**PROBLEM TO SOLVE:**
State only the number of lines that contain the string "hashtag".

# # # # #

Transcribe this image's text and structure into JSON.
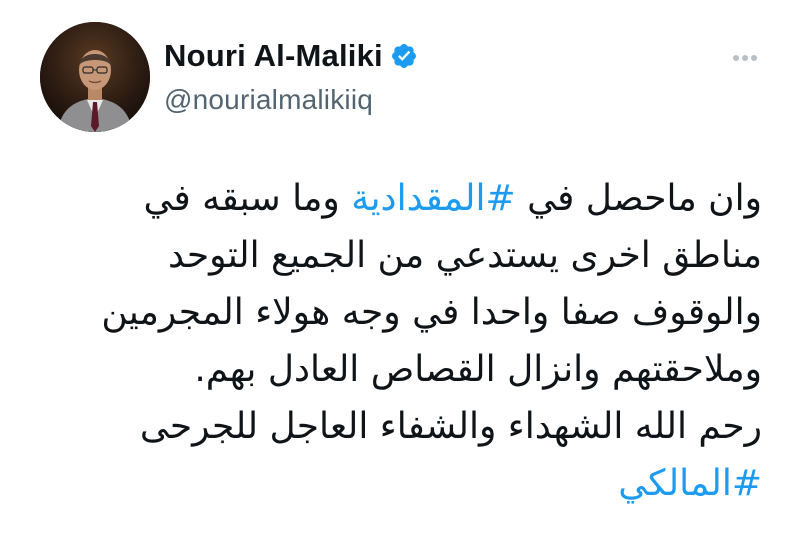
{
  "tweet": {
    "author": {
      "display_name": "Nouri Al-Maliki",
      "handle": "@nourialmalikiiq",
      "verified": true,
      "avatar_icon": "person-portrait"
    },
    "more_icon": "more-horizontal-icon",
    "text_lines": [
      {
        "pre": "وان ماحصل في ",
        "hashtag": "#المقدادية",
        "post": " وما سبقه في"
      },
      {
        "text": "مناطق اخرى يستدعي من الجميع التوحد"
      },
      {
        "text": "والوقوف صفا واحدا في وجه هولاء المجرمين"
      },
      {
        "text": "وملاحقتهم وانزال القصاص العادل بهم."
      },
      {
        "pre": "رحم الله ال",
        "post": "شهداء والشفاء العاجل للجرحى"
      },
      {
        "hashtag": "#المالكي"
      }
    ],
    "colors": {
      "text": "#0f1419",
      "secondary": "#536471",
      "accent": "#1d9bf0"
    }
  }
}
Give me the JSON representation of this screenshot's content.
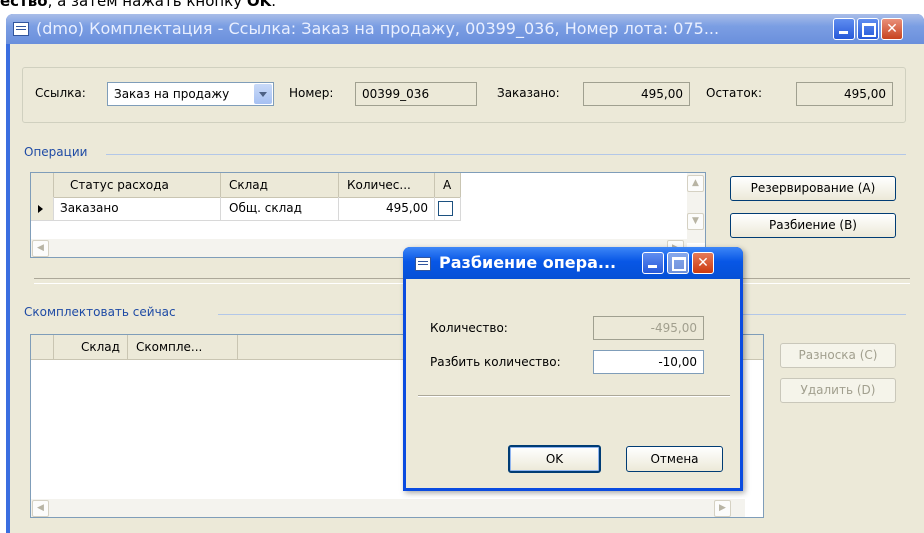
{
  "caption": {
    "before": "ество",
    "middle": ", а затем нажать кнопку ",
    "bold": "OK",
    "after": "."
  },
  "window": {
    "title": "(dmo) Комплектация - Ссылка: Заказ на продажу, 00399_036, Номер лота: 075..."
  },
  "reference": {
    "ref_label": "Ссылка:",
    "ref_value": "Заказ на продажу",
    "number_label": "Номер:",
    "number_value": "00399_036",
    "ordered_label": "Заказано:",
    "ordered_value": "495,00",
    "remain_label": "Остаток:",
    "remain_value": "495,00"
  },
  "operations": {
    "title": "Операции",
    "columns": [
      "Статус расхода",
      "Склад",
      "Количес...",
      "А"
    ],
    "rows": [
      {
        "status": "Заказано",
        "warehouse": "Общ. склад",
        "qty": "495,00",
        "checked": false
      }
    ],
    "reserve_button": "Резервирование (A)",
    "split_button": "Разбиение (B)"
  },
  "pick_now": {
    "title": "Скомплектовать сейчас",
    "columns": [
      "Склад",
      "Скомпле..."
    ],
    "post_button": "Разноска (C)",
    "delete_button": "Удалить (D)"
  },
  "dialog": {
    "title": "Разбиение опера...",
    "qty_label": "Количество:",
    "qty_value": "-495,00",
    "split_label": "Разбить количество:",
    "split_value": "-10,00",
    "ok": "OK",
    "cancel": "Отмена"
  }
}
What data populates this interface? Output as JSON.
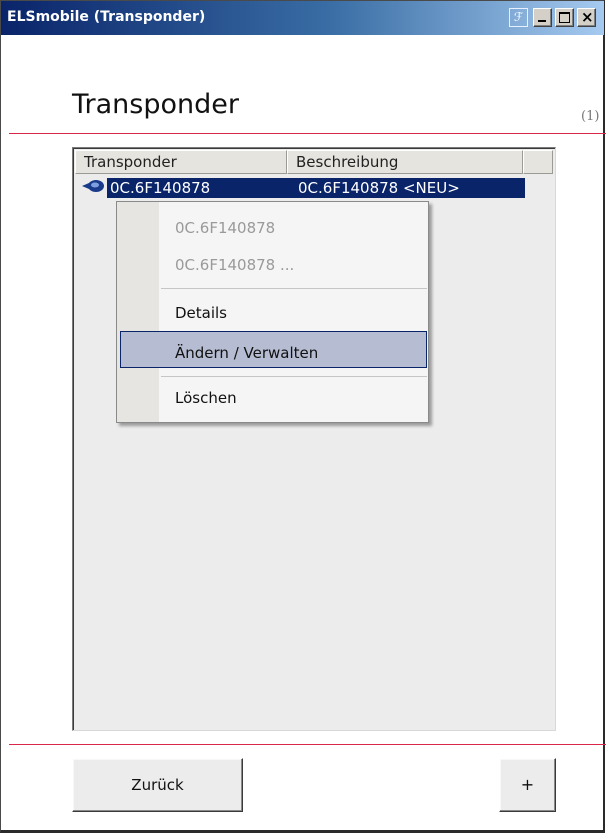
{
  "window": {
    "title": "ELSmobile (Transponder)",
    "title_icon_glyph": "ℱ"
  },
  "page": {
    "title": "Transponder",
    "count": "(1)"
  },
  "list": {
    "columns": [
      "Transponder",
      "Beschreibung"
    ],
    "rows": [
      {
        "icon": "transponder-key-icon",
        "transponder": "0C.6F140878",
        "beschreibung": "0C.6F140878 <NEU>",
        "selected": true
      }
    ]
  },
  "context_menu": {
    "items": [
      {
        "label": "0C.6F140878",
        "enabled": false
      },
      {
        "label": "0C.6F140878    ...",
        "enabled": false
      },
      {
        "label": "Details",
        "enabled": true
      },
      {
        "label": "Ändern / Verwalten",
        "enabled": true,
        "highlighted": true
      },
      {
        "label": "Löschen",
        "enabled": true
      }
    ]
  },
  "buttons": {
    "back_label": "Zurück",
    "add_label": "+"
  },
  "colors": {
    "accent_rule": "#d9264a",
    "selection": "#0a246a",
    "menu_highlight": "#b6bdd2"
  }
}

# # # # #

**SOLUTION FOR THIS PROBLEM:**
2